▸ **Written problem**
Report how many lines below contain the word "Buscar", and give only that number.

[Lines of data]
-.-.-

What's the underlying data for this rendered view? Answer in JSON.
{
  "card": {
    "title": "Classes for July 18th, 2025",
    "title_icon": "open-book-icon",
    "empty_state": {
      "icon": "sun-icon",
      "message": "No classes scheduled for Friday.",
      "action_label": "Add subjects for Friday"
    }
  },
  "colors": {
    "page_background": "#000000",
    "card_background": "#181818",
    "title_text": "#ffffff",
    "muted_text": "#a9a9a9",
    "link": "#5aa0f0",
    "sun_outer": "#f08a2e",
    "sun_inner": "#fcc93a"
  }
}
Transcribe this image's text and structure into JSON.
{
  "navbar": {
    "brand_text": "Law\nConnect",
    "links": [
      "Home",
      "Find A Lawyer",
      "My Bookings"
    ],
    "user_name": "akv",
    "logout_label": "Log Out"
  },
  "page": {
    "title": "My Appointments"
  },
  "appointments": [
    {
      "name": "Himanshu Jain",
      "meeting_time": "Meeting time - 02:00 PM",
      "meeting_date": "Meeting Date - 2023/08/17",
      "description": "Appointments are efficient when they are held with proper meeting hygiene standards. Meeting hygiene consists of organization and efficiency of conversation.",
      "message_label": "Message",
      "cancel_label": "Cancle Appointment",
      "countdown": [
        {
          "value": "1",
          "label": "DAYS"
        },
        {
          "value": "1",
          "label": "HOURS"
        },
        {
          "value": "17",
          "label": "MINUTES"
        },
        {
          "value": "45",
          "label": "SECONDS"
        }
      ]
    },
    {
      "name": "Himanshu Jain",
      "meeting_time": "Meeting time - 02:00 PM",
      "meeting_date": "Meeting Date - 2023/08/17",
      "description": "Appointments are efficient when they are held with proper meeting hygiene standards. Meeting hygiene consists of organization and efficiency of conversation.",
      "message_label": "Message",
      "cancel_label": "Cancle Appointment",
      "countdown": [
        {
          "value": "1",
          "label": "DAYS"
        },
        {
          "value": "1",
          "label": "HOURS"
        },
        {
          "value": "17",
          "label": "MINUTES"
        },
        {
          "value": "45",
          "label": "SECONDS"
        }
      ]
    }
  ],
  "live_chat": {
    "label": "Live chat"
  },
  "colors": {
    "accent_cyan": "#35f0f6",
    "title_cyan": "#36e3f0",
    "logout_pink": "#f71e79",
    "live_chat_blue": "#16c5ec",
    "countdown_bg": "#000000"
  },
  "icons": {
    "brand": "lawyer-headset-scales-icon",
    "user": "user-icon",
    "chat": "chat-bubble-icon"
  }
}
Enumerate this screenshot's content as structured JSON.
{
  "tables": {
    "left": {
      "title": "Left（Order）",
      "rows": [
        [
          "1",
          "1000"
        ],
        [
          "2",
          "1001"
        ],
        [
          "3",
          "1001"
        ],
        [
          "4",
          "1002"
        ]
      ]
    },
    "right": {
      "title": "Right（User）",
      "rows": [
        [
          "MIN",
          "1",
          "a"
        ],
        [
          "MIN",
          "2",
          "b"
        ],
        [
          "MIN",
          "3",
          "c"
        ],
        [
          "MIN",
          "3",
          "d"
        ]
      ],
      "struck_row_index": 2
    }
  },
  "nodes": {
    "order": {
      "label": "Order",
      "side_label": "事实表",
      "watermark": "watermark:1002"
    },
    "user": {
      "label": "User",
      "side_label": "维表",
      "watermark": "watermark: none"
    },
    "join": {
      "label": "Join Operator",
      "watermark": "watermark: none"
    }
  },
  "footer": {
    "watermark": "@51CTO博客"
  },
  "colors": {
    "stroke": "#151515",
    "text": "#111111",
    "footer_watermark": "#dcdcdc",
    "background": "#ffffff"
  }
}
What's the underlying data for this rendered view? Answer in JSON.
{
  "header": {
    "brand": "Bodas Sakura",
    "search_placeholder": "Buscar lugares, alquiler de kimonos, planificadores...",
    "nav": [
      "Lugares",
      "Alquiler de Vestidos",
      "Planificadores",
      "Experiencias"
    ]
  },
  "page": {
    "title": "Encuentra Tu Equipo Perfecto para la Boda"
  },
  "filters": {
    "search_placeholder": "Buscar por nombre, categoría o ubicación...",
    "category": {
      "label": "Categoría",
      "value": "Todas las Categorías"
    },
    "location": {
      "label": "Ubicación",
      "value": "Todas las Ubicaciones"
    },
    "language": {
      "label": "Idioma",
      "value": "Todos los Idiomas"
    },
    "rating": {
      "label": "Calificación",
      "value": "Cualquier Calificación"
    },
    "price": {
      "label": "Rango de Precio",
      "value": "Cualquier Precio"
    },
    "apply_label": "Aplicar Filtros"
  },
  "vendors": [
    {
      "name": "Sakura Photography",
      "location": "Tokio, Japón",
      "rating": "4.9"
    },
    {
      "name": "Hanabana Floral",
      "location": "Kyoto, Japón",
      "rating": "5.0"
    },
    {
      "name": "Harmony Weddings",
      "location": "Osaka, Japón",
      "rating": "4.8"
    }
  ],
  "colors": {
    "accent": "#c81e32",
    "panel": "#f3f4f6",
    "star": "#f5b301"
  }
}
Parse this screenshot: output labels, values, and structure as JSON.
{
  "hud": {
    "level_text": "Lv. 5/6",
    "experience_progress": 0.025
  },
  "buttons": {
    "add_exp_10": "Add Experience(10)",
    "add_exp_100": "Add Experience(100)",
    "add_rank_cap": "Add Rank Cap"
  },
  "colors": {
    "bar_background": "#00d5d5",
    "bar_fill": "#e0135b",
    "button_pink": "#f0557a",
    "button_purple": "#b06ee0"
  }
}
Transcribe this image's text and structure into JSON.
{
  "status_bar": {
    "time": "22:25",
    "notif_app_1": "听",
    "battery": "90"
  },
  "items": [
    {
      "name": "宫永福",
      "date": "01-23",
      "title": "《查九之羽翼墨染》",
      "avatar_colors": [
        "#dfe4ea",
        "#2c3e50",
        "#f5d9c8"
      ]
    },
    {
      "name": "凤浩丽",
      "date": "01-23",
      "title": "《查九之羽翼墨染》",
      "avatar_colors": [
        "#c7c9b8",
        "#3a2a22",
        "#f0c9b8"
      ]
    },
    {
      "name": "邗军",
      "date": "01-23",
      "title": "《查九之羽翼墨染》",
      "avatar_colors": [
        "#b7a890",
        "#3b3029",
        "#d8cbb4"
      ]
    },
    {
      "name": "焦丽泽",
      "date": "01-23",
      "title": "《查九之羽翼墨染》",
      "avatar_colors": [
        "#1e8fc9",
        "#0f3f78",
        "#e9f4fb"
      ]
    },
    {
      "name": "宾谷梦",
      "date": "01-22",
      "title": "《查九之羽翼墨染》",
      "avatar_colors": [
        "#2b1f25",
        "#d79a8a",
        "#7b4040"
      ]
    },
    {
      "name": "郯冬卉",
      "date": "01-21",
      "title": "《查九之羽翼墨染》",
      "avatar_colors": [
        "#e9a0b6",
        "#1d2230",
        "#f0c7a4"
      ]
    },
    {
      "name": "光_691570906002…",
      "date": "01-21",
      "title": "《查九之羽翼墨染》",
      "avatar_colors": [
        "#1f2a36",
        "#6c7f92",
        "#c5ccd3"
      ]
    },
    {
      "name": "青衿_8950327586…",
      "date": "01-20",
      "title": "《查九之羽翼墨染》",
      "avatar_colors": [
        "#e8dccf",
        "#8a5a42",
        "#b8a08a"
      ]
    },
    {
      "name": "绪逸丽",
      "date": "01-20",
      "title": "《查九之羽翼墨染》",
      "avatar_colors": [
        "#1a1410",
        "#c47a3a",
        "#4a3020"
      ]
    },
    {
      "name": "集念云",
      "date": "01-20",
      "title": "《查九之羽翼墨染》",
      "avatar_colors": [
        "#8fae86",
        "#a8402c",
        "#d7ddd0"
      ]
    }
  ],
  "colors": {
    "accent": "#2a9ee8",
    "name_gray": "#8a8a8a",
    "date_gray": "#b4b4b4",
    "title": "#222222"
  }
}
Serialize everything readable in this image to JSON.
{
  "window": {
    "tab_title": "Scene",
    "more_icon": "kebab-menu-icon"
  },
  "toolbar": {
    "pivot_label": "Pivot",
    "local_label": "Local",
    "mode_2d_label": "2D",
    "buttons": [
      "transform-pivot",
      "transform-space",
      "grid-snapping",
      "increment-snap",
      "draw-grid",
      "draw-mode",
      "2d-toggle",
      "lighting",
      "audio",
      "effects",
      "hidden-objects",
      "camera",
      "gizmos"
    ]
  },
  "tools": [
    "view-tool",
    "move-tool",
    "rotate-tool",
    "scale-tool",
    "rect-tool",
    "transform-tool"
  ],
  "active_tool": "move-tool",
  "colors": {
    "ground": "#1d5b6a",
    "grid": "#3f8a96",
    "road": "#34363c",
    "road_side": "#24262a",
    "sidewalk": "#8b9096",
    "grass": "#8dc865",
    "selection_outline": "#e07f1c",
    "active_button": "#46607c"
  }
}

-.-.-

▸ **Task solution**
2